Material provided:

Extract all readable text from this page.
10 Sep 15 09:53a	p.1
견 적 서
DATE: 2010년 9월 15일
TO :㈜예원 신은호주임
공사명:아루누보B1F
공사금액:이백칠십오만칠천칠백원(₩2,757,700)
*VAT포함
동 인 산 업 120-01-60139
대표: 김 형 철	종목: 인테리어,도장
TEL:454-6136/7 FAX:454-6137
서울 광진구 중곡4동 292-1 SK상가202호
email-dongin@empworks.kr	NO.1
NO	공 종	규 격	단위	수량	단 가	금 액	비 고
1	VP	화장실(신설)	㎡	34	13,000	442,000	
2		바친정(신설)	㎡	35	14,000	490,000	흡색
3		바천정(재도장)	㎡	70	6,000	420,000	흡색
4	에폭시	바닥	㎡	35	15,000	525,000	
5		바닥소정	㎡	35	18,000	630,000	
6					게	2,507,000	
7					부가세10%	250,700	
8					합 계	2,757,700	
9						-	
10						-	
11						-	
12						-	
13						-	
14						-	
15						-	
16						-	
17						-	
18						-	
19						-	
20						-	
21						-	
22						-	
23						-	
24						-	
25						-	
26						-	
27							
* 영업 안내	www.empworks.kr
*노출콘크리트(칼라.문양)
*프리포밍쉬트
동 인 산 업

Exercise brief:
Transcribe every entry verbatim.

Task result:
Extract all readable text from this page.
10 Sep 15 09:53a	p.1
견 적 서
DATE: 2010년 9월 15일
TO :㈜예원 신은호주임
공사명:아루누보B1F
공사금액:이백칠십오만칠천칠백원(₩2,757,700)
*VAT포함
동 인 산 업 120-01-60139
대표: 김 형 철	종목: 인테리어,도장
TEL:454-6136/7 FAX:454-6137
서울 광진구 중곡4동 292-1 SK상가202호
email-dongin@empworks.kr	NO.1
NO	공 종	규 격	단위	수량	단 가	금 액	비 고
1	VP	화장실(신설)	㎡	34	13,000	442,000	
2		바친정(신설)	㎡	35	14,000	490,000	흡색
3		바천정(재도장)	㎡	70	6,000	420,000	흡색
4	에폭시	바닥	㎡	35	15,000	525,000	
5		바닥소정	㎡	35	18,000	630,000	
6					게	2,507,000	
7					부가세10%	250,700	
8					합 계	2,757,700	
9						-	
10						-	
11						-	
12						-	
13						-	
14						-	
15						-	
16						-	
17						-	
18						-	
19						-	
20						-	
21						-	
22						-	
23						-	
24						-	
25						-	
26						-	
27							
* 영업 안내	www.empworks.kr
*노출콘크리트(칼라.문양)
*프리포밍쉬트
동 인 산 업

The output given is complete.